[Recorded data]

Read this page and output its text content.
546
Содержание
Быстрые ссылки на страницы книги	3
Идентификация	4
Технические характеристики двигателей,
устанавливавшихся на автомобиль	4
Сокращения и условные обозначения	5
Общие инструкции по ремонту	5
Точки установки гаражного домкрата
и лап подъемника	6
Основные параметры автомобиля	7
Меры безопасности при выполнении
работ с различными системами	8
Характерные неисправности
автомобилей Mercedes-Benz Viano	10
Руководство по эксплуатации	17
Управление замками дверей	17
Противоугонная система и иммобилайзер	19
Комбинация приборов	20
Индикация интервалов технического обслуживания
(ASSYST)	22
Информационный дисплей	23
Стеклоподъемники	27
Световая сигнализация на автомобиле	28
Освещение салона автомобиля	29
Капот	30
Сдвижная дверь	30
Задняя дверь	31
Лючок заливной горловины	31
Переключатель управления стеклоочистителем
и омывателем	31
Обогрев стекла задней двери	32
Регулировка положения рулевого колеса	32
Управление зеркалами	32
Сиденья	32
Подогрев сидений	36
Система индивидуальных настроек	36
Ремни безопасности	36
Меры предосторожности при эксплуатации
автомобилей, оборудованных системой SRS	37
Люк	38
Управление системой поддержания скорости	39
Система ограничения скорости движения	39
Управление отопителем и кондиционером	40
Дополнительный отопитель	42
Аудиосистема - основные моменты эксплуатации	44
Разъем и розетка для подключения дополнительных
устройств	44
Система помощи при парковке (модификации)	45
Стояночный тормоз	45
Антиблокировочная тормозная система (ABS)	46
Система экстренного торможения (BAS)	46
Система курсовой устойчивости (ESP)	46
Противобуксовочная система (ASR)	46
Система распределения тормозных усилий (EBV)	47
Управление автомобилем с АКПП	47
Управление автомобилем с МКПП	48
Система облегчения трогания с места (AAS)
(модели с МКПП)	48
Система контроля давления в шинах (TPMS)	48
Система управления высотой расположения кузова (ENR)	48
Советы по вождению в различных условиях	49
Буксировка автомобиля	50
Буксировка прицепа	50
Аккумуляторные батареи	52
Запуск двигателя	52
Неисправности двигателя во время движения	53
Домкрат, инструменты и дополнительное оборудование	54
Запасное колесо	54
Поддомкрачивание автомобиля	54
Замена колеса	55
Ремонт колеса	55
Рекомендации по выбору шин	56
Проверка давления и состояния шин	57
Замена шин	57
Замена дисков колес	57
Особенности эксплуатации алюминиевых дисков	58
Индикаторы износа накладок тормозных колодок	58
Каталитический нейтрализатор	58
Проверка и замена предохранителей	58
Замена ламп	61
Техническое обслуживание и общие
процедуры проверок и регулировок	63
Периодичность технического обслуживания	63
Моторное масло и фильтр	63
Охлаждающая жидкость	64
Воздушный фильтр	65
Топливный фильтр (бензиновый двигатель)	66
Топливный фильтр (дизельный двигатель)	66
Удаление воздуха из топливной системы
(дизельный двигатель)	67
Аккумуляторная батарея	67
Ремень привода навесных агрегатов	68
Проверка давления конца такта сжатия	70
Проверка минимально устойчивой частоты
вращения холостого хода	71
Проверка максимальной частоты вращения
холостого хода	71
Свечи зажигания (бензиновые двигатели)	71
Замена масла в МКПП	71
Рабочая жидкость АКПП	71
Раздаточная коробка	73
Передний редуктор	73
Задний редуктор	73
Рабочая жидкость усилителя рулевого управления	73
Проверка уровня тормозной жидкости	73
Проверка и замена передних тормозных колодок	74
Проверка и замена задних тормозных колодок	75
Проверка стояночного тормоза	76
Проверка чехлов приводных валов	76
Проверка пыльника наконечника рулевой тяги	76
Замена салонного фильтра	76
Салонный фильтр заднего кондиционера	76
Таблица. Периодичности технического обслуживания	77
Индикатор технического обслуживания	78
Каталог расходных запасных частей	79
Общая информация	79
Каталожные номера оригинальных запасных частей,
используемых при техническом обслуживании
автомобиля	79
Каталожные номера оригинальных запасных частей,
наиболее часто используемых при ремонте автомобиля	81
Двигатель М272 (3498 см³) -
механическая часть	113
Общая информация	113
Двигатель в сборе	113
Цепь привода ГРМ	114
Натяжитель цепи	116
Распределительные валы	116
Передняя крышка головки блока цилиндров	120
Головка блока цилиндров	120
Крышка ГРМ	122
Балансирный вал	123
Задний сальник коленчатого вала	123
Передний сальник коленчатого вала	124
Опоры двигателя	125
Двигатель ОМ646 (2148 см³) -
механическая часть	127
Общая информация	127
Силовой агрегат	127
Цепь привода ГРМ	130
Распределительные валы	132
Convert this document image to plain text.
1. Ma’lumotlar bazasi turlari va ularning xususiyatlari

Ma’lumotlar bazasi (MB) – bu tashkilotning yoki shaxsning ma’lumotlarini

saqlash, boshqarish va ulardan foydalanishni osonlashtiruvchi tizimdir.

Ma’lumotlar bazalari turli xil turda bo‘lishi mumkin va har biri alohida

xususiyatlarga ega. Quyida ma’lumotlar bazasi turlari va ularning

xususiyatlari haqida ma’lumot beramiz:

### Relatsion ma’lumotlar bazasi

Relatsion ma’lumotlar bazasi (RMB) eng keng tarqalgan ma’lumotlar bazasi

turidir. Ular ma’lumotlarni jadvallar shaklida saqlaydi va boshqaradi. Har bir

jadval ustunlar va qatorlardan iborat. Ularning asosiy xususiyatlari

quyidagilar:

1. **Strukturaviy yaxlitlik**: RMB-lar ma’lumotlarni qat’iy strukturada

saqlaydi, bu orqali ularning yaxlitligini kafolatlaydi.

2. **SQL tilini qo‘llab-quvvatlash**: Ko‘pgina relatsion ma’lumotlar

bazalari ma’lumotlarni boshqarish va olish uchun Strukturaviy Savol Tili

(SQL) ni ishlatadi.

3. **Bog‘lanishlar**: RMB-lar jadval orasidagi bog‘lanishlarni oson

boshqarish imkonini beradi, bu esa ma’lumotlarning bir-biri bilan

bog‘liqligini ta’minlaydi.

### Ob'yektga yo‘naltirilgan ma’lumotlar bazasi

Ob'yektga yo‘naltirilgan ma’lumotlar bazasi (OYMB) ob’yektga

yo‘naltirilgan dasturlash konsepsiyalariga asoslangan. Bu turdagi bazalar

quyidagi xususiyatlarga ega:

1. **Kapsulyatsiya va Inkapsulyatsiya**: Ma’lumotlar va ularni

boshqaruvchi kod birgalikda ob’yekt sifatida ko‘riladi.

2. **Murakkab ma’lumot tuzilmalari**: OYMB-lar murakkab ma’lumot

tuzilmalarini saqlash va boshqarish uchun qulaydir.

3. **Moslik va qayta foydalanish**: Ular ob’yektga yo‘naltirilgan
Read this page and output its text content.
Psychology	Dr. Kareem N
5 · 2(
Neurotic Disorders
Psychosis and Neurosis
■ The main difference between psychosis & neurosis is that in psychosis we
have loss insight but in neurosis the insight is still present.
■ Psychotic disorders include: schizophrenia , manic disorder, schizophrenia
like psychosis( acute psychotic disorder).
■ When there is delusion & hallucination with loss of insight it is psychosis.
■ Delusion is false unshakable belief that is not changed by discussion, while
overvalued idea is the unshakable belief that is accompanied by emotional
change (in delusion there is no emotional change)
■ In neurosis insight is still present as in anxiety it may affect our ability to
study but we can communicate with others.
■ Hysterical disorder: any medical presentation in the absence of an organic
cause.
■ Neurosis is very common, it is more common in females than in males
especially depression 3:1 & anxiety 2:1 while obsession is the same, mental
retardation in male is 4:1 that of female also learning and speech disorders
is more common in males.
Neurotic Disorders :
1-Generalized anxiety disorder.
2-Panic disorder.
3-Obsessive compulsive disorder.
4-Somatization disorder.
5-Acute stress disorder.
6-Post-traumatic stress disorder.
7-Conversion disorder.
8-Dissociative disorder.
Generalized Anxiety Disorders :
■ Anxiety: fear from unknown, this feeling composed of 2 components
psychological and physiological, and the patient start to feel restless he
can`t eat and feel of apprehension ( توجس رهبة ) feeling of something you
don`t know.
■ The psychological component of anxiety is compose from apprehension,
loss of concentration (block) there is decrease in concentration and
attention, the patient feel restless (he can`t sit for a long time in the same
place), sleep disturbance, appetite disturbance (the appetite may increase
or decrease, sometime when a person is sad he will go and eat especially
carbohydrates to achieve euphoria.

REQUEST: Tally the lines in the records above that contain the word "коленчатого", and give only that number.

RESPONSE: 2